>> start Source data
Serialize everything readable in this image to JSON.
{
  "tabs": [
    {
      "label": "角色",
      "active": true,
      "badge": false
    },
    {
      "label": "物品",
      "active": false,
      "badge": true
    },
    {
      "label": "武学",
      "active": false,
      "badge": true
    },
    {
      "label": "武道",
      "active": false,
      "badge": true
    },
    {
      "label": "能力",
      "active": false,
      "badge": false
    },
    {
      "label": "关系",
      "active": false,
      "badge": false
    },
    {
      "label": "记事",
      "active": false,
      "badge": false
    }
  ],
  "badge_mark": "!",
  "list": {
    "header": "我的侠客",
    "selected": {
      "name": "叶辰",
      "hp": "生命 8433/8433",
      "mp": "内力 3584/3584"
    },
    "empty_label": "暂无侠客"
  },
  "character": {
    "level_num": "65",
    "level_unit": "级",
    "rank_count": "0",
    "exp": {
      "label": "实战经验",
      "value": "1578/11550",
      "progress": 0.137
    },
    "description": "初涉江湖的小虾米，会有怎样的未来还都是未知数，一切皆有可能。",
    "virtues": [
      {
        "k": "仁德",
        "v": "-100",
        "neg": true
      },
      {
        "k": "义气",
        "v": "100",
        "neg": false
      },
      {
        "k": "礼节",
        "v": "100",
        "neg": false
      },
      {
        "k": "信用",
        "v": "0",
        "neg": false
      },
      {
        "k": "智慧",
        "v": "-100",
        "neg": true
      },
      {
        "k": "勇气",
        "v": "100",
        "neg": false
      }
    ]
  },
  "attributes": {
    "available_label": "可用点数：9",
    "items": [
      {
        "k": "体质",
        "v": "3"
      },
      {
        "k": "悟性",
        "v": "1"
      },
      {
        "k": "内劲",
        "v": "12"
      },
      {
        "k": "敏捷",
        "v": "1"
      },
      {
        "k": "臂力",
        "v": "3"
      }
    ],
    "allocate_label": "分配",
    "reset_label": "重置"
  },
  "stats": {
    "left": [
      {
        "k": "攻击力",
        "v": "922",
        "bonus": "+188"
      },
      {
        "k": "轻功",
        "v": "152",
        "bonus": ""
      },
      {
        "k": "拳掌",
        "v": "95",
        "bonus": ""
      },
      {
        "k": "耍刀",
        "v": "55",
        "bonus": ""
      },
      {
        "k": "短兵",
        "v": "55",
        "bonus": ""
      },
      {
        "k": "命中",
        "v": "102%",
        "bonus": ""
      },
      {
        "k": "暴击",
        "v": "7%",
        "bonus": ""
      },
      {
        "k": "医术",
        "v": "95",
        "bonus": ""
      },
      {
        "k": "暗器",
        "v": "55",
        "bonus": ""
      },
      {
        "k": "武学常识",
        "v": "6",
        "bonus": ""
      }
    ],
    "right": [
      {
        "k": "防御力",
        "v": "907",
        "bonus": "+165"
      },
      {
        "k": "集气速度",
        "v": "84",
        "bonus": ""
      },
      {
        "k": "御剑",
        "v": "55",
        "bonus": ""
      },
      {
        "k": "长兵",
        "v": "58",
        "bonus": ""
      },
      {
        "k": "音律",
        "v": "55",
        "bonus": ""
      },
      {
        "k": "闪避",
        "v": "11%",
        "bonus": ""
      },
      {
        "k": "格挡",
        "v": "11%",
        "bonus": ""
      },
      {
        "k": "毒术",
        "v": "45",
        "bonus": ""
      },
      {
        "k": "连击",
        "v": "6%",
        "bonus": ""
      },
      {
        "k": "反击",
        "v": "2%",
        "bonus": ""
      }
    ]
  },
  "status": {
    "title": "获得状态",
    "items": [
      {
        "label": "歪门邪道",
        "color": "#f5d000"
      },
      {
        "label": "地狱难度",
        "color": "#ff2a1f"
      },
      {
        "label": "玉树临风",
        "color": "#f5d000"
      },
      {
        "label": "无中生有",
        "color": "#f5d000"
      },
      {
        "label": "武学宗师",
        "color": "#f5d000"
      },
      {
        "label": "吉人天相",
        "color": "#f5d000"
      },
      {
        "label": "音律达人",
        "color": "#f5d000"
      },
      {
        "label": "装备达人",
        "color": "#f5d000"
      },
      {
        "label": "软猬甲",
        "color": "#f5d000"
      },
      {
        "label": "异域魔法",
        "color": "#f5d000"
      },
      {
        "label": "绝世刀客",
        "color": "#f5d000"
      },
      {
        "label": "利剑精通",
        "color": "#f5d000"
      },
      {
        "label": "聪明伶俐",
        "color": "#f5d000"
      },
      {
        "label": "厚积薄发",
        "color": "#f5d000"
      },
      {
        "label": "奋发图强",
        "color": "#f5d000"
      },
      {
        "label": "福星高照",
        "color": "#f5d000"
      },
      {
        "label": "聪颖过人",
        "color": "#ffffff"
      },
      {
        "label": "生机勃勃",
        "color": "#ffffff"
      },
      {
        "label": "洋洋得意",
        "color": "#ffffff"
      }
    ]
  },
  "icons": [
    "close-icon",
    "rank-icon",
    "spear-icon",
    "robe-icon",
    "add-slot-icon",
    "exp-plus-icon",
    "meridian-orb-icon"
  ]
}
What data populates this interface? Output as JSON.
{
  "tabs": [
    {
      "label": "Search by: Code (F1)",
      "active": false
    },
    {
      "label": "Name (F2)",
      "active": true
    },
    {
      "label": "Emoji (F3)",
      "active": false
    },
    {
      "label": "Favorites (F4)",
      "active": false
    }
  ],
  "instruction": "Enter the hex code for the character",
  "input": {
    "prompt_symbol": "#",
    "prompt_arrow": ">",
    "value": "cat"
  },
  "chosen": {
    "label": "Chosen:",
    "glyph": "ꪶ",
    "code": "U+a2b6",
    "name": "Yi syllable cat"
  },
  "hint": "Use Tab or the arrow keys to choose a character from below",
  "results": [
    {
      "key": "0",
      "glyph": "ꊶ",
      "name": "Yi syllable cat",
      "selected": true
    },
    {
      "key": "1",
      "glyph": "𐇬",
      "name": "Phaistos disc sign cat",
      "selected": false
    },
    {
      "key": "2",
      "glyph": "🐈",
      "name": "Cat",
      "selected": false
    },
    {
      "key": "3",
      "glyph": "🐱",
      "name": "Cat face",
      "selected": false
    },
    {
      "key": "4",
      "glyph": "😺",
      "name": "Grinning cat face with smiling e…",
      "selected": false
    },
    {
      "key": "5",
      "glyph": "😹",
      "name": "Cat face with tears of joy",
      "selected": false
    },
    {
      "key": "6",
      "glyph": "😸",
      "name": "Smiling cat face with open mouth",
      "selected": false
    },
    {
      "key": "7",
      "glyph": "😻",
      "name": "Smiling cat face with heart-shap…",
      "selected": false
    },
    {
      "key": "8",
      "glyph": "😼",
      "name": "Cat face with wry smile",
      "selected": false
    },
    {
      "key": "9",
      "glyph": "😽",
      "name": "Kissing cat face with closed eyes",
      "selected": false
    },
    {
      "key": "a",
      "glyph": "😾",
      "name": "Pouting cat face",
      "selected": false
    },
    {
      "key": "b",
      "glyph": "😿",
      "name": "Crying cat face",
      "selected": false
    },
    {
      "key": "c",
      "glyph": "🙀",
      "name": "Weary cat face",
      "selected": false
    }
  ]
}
>> end Source data
→ Directive: Take the lines above and print them exactly.

→ Written answer:
Serialize everything readable in this image to JSON.
{
  "tabs": [
    {
      "label": "角色",
      "active": true,
      "badge": false
    },
    {
      "label": "物品",
      "active": false,
      "badge": true
    },
    {
      "label": "武学",
      "active": false,
      "badge": true
    },
    {
      "label": "武道",
      "active": false,
      "badge": true
    },
    {
      "label": "能力",
      "active": false,
      "badge": false
    },
    {
      "label": "关系",
      "active": false,
      "badge": false
    },
    {
      "label": "记事",
      "active": false,
      "badge": false
    }
  ],
  "badge_mark": "!",
  "list": {
    "header": "我的侠客",
    "selected": {
      "name": "叶辰",
      "hp": "生命 8433/8433",
      "mp": "内力 3584/3584"
    },
    "empty_label": "暂无侠客"
  },
  "character": {
    "level_num": "65",
    "level_unit": "级",
    "rank_count": "0",
    "exp": {
      "label": "实战经验",
      "value": "1578/11550",
      "progress": 0.137
    },
    "description": "初涉江湖的小虾米，会有怎样的未来还都是未知数，一切皆有可能。",
    "virtues": [
      {
        "k": "仁德",
        "v": "-100",
        "neg": true
      },
      {
        "k": "义气",
        "v": "100",
        "neg": false
      },
      {
        "k": "礼节",
        "v": "100",
        "neg": false
      },
      {
        "k": "信用",
        "v": "0",
        "neg": false
      },
      {
        "k": "智慧",
        "v": "-100",
        "neg": true
      },
      {
        "k": "勇气",
        "v": "100",
        "neg": false
      }
    ]
  },
  "attributes": {
    "available_label": "可用点数：9",
    "items": [
      {
        "k": "体质",
        "v": "3"
      },
      {
        "k": "悟性",
        "v": "1"
      },
      {
        "k": "内劲",
        "v": "12"
      },
      {
        "k": "敏捷",
        "v": "1"
      },
      {
        "k": "臂力",
        "v": "3"
      }
    ],
    "allocate_label": "分配",
    "reset_label": "重置"
  },
  "stats": {
    "left": [
      {
        "k": "攻击力",
        "v": "922",
        "bonus": "+188"
      },
      {
        "k": "轻功",
        "v": "152",
        "bonus": ""
      },
      {
        "k": "拳掌",
        "v": "95",
        "bonus": ""
      },
      {
        "k": "耍刀",
        "v": "55",
        "bonus": ""
      },
      {
        "k": "短兵",
        "v": "55",
        "bonus": ""
      },
      {
        "k": "命中",
        "v": "102%",
        "bonus": ""
      },
      {
        "k": "暴击",
        "v": "7%",
        "bonus": ""
      },
      {
        "k": "医术",
        "v": "95",
        "bonus": ""
      },
      {
        "k": "暗器",
        "v": "55",
        "bonus": ""
      },
      {
        "k": "武学常识",
        "v": "6",
        "bonus": ""
      }
    ],
    "right": [
      {
        "k": "防御力",
        "v": "907",
        "bonus": "+165"
      },
      {
        "k": "集气速度",
        "v": "84",
        "bonus": ""
      },
      {
        "k": "御剑",
        "v": "55",
        "bonus": ""
      },
      {
        "k": "长兵",
        "v": "58",
        "bonus": ""
      },
      {
        "k": "音律",
        "v": "55",
        "bonus": ""
      },
      {
        "k": "闪避",
        "v": "11%",
        "bonus": ""
      },
      {
        "k": "格挡",
        "v": "11%",
        "bonus": ""
      },
      {
        "k": "毒术",
        "v": "45",
        "bonus": ""
      },
      {
        "k": "连击",
        "v": "6%",
        "bonus": ""
      },
      {
        "k": "反击",
        "v": "2%",
        "bonus": ""
      }
    ]
  },
  "status": {
    "title": "获得状态",
    "items": [
      {
        "label": "歪门邪道",
        "color": "#f5d000"
      },
      {
        "label": "地狱难度",
        "color": "#ff2a1f"
      },
      {
        "label": "玉树临风",
        "color": "#f5d000"
      },
      {
        "label": "无中生有",
        "color": "#f5d000"
      },
      {
        "label": "武学宗师",
        "color": "#f5d000"
      },
      {
        "label": "吉人天相",
        "color": "#f5d000"
      },
      {
        "label": "音律达人",
        "color": "#f5d000"
      },
      {
        "label": "装备达人",
        "color": "#f5d000"
      },
      {
        "label": "软猬甲",
        "color": "#f5d000"
      },
      {
        "label": "异域魔法",
        "color": "#f5d000"
      },
      {
        "label": "绝世刀客",
        "color": "#f5d000"
      },
      {
        "label": "利剑精通",
        "color": "#f5d000"
      },
      {
        "label": "聪明伶俐",
        "color": "#f5d000"
      },
      {
        "label": "厚积薄发",
        "color": "#f5d000"
      },
      {
        "label": "奋发图强",
        "color": "#f5d000"
      },
      {
        "label": "福星高照",
        "color": "#f5d000"
      },
      {
        "label": "聪颖过人",
        "color": "#ffffff"
      },
      {
        "label": "生机勃勃",
        "color": "#ffffff"
      },
      {
        "label": "洋洋得意",
        "color": "#ffffff"
      }
    ]
  },
  "icons": [
    "close-icon",
    "rank-icon",
    "spear-icon",
    "robe-icon",
    "add-slot-icon",
    "exp-plus-icon",
    "meridian-orb-icon"
  ]
}
What data populates this interface? Output as JSON.
{
  "tabs": [
    {
      "label": "Search by: Code (F1)",
      "active": false
    },
    {
      "label": "Name (F2)",
      "active": true
    },
    {
      "label": "Emoji (F3)",
      "active": false
    },
    {
      "label": "Favorites (F4)",
      "active": false
    }
  ],
  "instruction": "Enter the hex code for the character",
  "input": {
    "prompt_symbol": "#",
    "prompt_arrow": ">",
    "value": "cat"
  },
  "chosen": {
    "label": "Chosen:",
    "glyph": "ꪶ",
    "code": "U+a2b6",
    "name": "Yi syllable cat"
  },
  "hint": "Use Tab or the arrow keys to choose a character from below",
  "results": [
    {
      "key": "0",
      "glyph": "ꊶ",
      "name": "Yi syllable cat",
      "selected": true
    },
    {
      "key": "1",
      "glyph": "𐇬",
      "name": "Phaistos disc sign cat",
      "selected": false
    },
    {
      "key": "2",
      "glyph": "🐈",
      "name": "Cat",
      "selected": false
    },
    {
      "key": "3",
      "glyph": "🐱",
      "name": "Cat face",
      "selected": false
    },
    {
      "key": "4",
      "glyph": "😺",
      "name": "Grinning cat face with smiling e…",
      "selected": false
    },
    {
      "key": "5",
      "glyph": "😹",
      "name": "Cat face with tears of joy",
      "selected": false
    },
    {
      "key": "6",
      "glyph": "😸",
      "name": "Smiling cat face with open mouth",
      "selected": false
    },
    {
      "key": "7",
      "glyph": "😻",
      "name": "Smiling cat face with heart-shap…",
      "selected": false
    },
    {
      "key": "8",
      "glyph": "😼",
      "name": "Cat face with wry smile",
      "selected": false
    },
    {
      "key": "9",
      "glyph": "😽",
      "name": "Kissing cat face with closed eyes",
      "selected": false
    },
    {
      "key": "a",
      "glyph": "😾",
      "name": "Pouting cat face",
      "selected": false
    },
    {
      "key": "b",
      "glyph": "😿",
      "name": "Crying cat face",
      "selected": false
    },
    {
      "key": "c",
      "glyph": "🙀",
      "name": "Weary cat face",
      "selected": false
    }
  ]
}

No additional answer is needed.